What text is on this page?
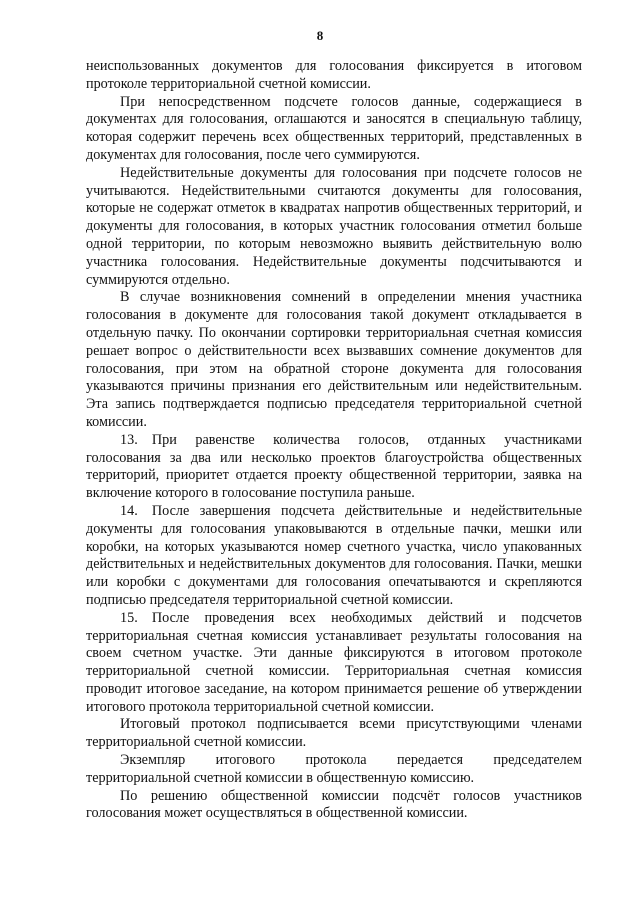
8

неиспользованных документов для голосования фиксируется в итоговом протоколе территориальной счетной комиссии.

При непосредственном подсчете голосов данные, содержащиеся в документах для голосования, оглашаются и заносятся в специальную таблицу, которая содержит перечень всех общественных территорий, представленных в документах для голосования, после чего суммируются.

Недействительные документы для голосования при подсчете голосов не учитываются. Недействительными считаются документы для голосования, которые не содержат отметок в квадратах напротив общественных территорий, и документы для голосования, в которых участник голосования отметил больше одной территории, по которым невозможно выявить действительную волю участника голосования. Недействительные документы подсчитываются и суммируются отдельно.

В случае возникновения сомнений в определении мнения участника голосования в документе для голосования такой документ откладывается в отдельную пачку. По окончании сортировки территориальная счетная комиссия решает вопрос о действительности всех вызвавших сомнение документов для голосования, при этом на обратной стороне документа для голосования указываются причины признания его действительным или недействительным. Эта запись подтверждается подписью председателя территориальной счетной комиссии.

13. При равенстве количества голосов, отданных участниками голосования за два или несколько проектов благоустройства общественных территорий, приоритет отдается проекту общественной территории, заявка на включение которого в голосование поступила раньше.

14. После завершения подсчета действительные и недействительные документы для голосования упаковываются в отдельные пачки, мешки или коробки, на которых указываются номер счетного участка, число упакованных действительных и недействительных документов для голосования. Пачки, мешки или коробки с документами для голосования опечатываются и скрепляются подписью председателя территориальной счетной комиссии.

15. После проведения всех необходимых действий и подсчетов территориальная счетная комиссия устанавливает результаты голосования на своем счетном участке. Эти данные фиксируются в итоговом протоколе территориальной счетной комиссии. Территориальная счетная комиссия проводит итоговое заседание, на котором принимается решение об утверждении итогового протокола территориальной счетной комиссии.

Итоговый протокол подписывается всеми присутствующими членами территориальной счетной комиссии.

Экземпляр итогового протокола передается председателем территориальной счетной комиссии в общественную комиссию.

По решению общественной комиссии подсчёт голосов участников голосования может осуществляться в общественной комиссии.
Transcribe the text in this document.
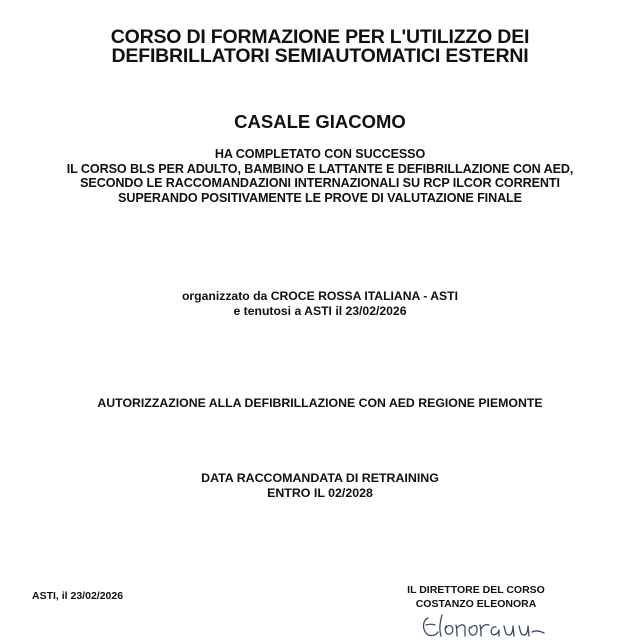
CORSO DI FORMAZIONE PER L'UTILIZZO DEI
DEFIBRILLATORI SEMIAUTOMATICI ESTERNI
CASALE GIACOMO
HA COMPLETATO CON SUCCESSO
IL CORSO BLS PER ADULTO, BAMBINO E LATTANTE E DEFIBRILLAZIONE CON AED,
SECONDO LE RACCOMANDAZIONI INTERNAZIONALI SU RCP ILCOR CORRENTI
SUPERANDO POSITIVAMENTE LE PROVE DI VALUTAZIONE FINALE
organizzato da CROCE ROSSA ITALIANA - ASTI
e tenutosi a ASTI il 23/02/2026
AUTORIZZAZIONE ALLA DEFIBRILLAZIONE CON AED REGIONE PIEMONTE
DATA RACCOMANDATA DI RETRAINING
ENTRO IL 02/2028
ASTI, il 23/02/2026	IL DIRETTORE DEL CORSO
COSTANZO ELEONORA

WHAT IS NEEDED
Pick every line with "DEFIBRILLAZIONE" in it and copy it.

SOLUTION
IL CORSO BLS PER ADULTO, BAMBINO E LATTANTE E DEFIBRILLAZIONE CON AED,
AUTORIZZAZIONE ALLA DEFIBRILLAZIONE CON AED REGIONE PIEMONTE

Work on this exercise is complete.